→ **Items**:
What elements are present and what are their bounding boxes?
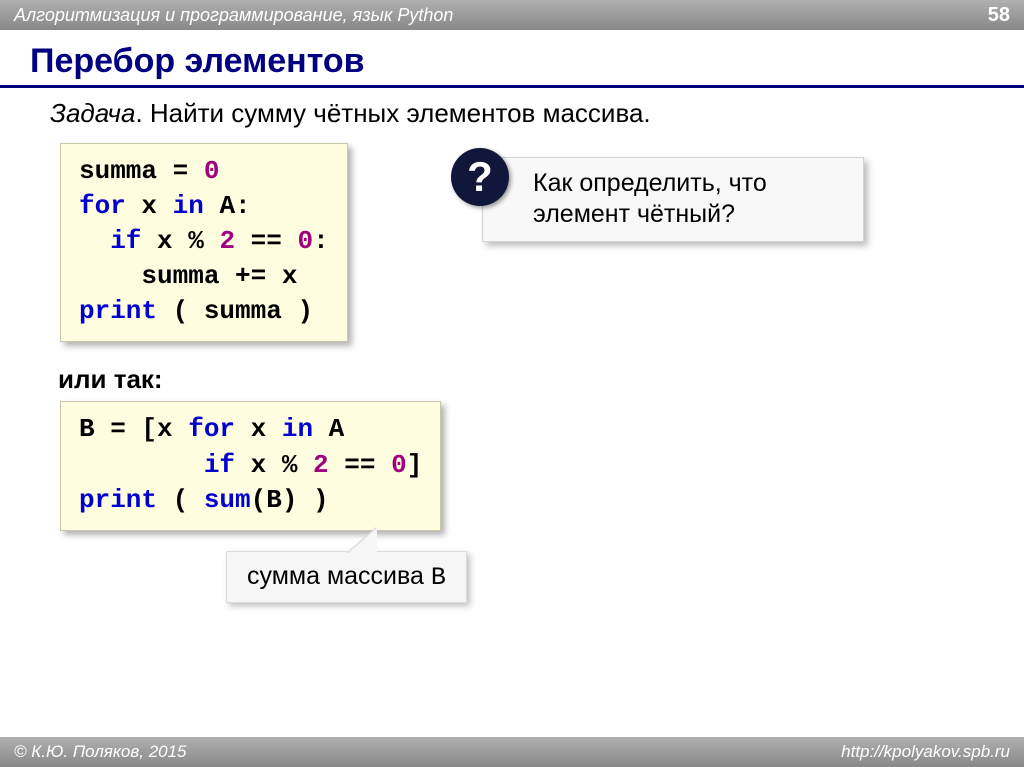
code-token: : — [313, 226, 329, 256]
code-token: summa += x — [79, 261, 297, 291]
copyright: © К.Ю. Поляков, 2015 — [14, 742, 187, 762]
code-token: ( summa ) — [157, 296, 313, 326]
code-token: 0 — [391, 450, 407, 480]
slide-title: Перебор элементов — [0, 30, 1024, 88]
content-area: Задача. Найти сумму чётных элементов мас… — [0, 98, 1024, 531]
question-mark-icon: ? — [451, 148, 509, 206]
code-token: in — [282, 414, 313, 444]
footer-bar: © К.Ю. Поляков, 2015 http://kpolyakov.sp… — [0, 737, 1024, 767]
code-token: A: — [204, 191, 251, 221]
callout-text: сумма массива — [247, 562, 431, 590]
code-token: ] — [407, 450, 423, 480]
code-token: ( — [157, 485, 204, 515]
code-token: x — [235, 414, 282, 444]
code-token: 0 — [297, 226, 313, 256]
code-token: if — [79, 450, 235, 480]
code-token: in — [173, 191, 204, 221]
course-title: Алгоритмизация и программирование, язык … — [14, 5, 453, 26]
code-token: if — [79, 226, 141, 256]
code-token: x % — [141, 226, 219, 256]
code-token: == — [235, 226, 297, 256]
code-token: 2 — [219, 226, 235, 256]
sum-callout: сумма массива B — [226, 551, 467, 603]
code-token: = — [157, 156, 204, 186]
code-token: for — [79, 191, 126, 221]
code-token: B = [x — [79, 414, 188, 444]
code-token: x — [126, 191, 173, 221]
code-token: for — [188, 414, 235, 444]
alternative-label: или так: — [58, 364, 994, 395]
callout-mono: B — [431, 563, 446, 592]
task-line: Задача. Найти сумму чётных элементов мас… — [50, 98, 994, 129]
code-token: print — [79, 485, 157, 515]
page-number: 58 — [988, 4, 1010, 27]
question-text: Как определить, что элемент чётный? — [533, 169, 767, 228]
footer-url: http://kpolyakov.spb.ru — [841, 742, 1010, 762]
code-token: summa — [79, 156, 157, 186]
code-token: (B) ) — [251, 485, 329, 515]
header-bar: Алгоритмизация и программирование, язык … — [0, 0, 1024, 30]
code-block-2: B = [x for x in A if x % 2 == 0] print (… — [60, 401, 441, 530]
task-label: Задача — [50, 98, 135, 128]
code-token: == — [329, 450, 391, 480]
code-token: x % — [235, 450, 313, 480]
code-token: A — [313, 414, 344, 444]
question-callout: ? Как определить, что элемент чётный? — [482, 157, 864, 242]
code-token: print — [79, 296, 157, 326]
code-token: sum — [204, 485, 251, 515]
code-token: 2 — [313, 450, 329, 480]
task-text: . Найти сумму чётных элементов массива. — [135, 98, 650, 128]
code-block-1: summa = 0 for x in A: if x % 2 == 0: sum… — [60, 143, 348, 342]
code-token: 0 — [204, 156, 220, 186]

→ **The exercise**:
Copy out, word for word, the stretch of the material from the line containing "code-token: : — [313, 226, 329, 256]" through the line containing "task-line: Задача. Найти", including both of those lines.

→ **Complete answer**:
code-token: : — [313, 226, 329, 256]
code-token: summa += x — [79, 261, 297, 291]
copyright: © К.Ю. Поляков, 2015 — [14, 742, 187, 762]
code-token: ( summa ) — [157, 296, 313, 326]
code-token: 0 — [391, 450, 407, 480]
slide-title: Перебор элементов — [0, 30, 1024, 88]
content-area: Задача. Найти сумму чётных элементов мас… — [0, 98, 1024, 531]
question-mark-icon: ? — [451, 148, 509, 206]
code-token: in — [282, 414, 313, 444]
footer-bar: © К.Ю. Поляков, 2015 http://kpolyakov.sp… — [0, 737, 1024, 767]
code-token: A: — [204, 191, 251, 221]
callout-text: сумма массива — [247, 562, 431, 590]
code-token: ] — [407, 450, 423, 480]
code-token: ( — [157, 485, 204, 515]
code-token: x — [235, 414, 282, 444]
code-token: 0 — [297, 226, 313, 256]
code-token: if — [79, 450, 235, 480]
code-token: in — [173, 191, 204, 221]
course-title: Алгоритмизация и программирование, язык … — [14, 5, 453, 26]
code-token: if — [79, 226, 141, 256]
code-token: x % — [141, 226, 219, 256]
code-token: == — [235, 226, 297, 256]
code-token: 2 — [219, 226, 235, 256]
sum-callout: сумма массива B — [226, 551, 467, 603]
code-token: = — [157, 156, 204, 186]
code-token: for — [79, 191, 126, 221]
code-token: B = [x — [79, 414, 188, 444]
code-token: x — [126, 191, 173, 221]
code-token: for — [188, 414, 235, 444]
alternative-label: или так: — [58, 364, 994, 395]
callout-mono: B — [431, 563, 446, 592]
task-line: Задача. Найти сумму чётных элементов мас… — [50, 98, 994, 129]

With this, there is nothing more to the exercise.